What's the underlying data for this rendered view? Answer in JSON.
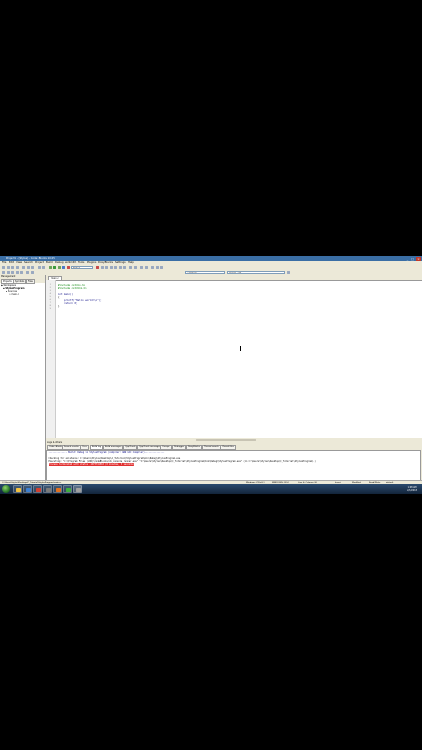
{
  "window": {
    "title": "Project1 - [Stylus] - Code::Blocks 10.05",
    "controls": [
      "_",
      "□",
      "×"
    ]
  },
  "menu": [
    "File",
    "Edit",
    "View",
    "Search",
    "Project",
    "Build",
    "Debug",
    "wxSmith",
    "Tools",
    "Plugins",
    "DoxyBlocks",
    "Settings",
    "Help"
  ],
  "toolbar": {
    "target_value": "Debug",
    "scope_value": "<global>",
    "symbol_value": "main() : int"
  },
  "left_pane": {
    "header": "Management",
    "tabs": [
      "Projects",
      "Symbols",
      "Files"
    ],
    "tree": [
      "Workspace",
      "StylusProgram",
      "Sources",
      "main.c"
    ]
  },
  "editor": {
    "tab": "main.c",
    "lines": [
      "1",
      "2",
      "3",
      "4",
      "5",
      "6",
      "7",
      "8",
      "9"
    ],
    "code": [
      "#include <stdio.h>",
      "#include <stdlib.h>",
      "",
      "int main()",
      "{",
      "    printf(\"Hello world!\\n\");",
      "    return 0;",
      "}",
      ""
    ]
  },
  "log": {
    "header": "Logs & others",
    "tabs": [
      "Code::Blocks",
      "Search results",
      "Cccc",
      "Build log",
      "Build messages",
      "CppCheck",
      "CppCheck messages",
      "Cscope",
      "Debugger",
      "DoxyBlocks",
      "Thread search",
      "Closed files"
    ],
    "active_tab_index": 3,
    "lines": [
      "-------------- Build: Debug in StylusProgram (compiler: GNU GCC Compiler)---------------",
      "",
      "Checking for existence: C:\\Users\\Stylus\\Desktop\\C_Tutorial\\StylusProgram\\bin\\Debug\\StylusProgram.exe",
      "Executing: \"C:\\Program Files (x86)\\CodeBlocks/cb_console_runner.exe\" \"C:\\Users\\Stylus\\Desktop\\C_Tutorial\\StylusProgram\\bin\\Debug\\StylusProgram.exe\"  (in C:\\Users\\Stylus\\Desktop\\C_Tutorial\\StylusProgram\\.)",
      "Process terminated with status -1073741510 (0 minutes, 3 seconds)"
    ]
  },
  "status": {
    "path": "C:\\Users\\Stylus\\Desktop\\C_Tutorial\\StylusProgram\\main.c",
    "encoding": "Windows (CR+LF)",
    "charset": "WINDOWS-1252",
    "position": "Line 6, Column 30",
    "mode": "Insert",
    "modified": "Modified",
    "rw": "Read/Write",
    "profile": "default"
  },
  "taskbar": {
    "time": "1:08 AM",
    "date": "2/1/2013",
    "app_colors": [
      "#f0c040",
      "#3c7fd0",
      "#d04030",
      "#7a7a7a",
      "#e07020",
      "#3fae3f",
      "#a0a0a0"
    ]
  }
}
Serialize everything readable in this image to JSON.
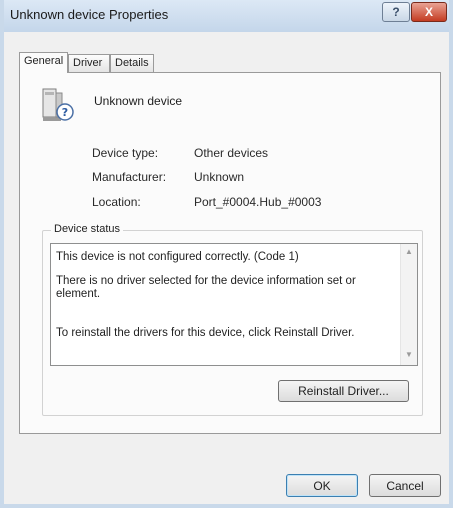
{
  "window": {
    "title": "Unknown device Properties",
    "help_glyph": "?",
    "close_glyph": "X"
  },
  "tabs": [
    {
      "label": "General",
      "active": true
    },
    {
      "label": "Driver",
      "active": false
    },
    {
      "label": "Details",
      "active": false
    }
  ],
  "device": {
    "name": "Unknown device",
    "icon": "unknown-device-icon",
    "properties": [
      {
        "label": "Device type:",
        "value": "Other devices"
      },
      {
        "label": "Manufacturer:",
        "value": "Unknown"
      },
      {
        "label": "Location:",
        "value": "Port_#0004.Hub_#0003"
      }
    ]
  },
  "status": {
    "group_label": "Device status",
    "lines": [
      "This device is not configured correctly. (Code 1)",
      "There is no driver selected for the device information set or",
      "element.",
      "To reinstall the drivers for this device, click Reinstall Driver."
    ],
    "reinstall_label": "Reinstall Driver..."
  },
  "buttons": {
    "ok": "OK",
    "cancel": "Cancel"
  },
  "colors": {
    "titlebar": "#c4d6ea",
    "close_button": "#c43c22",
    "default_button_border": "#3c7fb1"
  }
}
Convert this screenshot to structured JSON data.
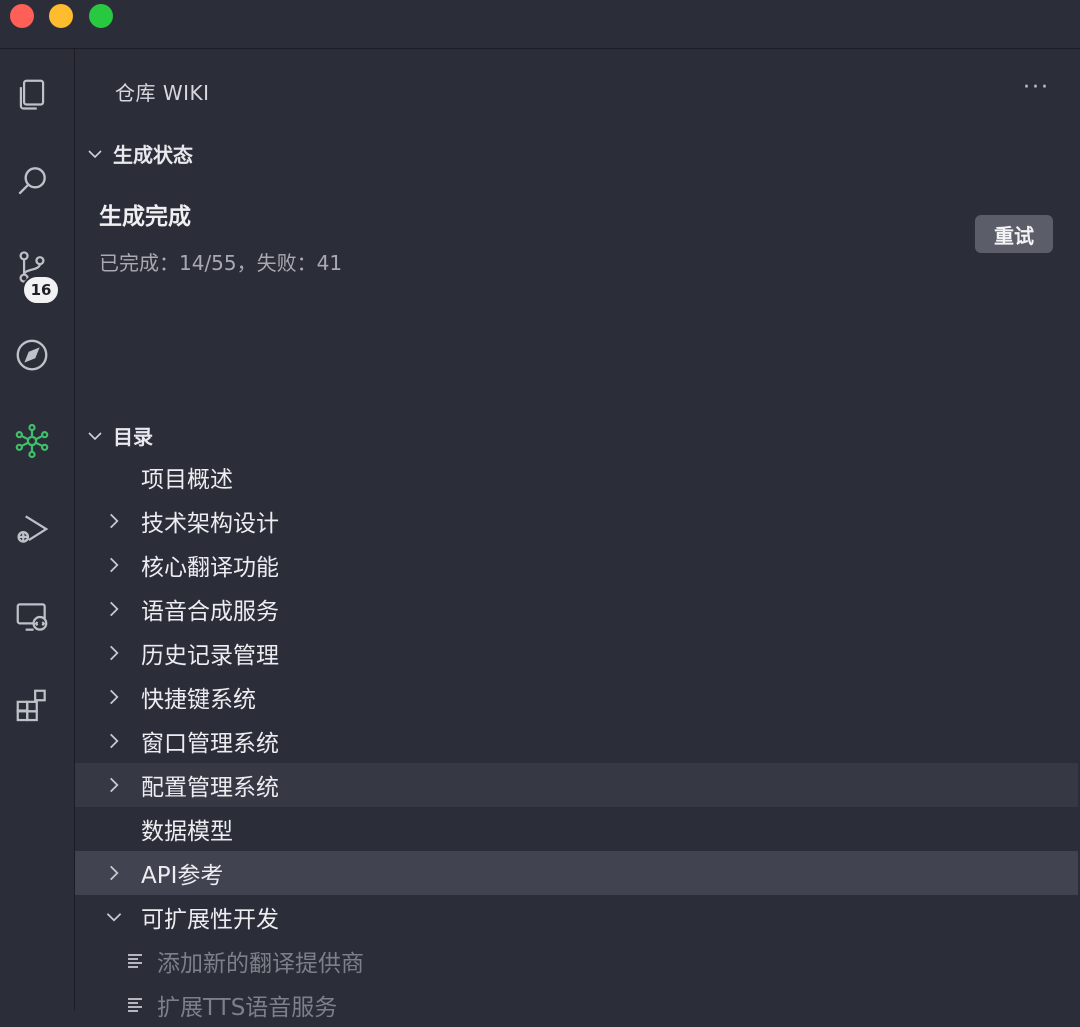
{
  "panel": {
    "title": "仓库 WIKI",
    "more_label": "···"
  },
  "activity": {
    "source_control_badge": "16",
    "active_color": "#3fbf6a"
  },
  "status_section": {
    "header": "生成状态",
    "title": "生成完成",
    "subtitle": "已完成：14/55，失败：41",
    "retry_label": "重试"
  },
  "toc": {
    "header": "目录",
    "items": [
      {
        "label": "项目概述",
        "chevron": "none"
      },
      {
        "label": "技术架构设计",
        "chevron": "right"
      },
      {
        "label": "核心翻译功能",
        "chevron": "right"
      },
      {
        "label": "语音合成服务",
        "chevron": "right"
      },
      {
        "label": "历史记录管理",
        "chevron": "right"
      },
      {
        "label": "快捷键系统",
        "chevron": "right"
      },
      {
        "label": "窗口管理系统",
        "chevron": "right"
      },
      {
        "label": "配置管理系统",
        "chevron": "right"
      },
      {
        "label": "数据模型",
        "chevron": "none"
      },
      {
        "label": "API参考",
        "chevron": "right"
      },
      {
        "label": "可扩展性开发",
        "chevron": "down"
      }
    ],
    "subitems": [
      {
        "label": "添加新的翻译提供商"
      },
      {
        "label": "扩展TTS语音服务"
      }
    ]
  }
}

-.-.-

#### [EXERCISE BRIEF]
Leaving the pictures aside, transcribe the entire listing exactly.

#### [ANSWER FOR THIS EXERCISE]
What's the underlying data for this rendered view? Answer in JSON.
{
  "window": {
    "title": "Project1 - [Stylus] - Code::Blocks 10.05",
    "controls": [
      "_",
      "□",
      "×"
    ]
  },
  "menu": [
    "File",
    "Edit",
    "View",
    "Search",
    "Project",
    "Build",
    "Debug",
    "wxSmith",
    "Tools",
    "Plugins",
    "DoxyBlocks",
    "Settings",
    "Help"
  ],
  "toolbar": {
    "target_value": "Debug",
    "scope_value": "<global>",
    "symbol_value": "main() : int"
  },
  "left_pane": {
    "header": "Management",
    "tabs": [
      "Projects",
      "Symbols",
      "Files"
    ],
    "tree": [
      "Workspace",
      "StylusProgram",
      "Sources",
      "main.c"
    ]
  },
  "editor": {
    "tab": "main.c",
    "lines": [
      "1",
      "2",
      "3",
      "4",
      "5",
      "6",
      "7",
      "8",
      "9"
    ],
    "code": [
      "#include <stdio.h>",
      "#include <stdlib.h>",
      "",
      "int main()",
      "{",
      "    printf(\"Hello world!\\n\");",
      "    return 0;",
      "}",
      ""
    ]
  },
  "log": {
    "header": "Logs & others",
    "tabs": [
      "Code::Blocks",
      "Search results",
      "Cccc",
      "Build log",
      "Build messages",
      "CppCheck",
      "CppCheck messages",
      "Cscope",
      "Debugger",
      "DoxyBlocks",
      "Thread search",
      "Closed files"
    ],
    "active_tab_index": 3,
    "lines": [
      "-------------- Build: Debug in StylusProgram (compiler: GNU GCC Compiler)---------------",
      "",
      "Checking for existence: C:\\Users\\Stylus\\Desktop\\C_Tutorial\\StylusProgram\\bin\\Debug\\StylusProgram.exe",
      "Executing: \"C:\\Program Files (x86)\\CodeBlocks/cb_console_runner.exe\" \"C:\\Users\\Stylus\\Desktop\\C_Tutorial\\StylusProgram\\bin\\Debug\\StylusProgram.exe\"  (in C:\\Users\\Stylus\\Desktop\\C_Tutorial\\StylusProgram\\.)",
      "Process terminated with status -1073741510 (0 minutes, 3 seconds)"
    ]
  },
  "status": {
    "path": "C:\\Users\\Stylus\\Desktop\\C_Tutorial\\StylusProgram\\main.c",
    "encoding": "Windows (CR+LF)",
    "charset": "WINDOWS-1252",
    "position": "Line 6, Column 30",
    "mode": "Insert",
    "modified": "Modified",
    "rw": "Read/Write",
    "profile": "default"
  },
  "taskbar": {
    "time": "1:08 AM",
    "date": "2/1/2013",
    "app_colors": [
      "#f0c040",
      "#3c7fd0",
      "#d04030",
      "#7a7a7a",
      "#e07020",
      "#3fae3f",
      "#a0a0a0"
    ]
  }
}
Serialize everything readable in this image to JSON.
{
  "window": {
    "title": "Unknown device Properties",
    "help_glyph": "?",
    "close_glyph": "X"
  },
  "tabs": [
    {
      "label": "General",
      "active": true
    },
    {
      "label": "Driver",
      "active": false
    },
    {
      "label": "Details",
      "active": false
    }
  ],
  "device": {
    "name": "Unknown device",
    "icon": "unknown-device-icon",
    "properties": [
      {
        "label": "Device type:",
        "value": "Other devices"
      },
      {
        "label": "Manufacturer:",
        "value": "Unknown"
      },
      {
        "label": "Location:",
        "value": "Port_#0004.Hub_#0003"
      }
    ]
  },
  "status": {
    "group_label": "Device status",
    "lines": [
      "This device is not configured correctly. (Code 1)",
      "There is no driver selected for the device information set or",
      "element.",
      "To reinstall the drivers for this device, click Reinstall Driver."
    ],
    "reinstall_label": "Reinstall Driver..."
  },
  "buttons": {
    "ok": "OK",
    "cancel": "Cancel"
  },
  "colors": {
    "titlebar": "#c4d6ea",
    "close_button": "#c43c22",
    "default_button_border": "#3c7fb1"
  }
}
Convert this screenshot to structured JSON data.
{
  "panel": {
    "title": "仓库 WIKI",
    "more_label": "···"
  },
  "activity": {
    "source_control_badge": "16",
    "active_color": "#3fbf6a"
  },
  "status_section": {
    "header": "生成状态",
    "title": "生成完成",
    "subtitle": "已完成：14/55，失败：41",
    "retry_label": "重试"
  },
  "toc": {
    "header": "目录",
    "items": [
      {
        "label": "项目概述",
        "chevron": "none"
      },
      {
        "label": "技术架构设计",
        "chevron": "right"
      },
      {
        "label": "核心翻译功能",
        "chevron": "right"
      },
      {
        "label": "语音合成服务",
        "chevron": "right"
      },
      {
        "label": "历史记录管理",
        "chevron": "right"
      },
      {
        "label": "快捷键系统",
        "chevron": "right"
      },
      {
        "label": "窗口管理系统",
        "chevron": "right"
      },
      {
        "label": "配置管理系统",
        "chevron": "right"
      },
      {
        "label": "数据模型",
        "chevron": "none"
      },
      {
        "label": "API参考",
        "chevron": "right"
      },
      {
        "label": "可扩展性开发",
        "chevron": "down"
      }
    ],
    "subitems": [
      {
        "label": "添加新的翻译提供商"
      },
      {
        "label": "扩展TTS语音服务"
      }
    ]
  }
}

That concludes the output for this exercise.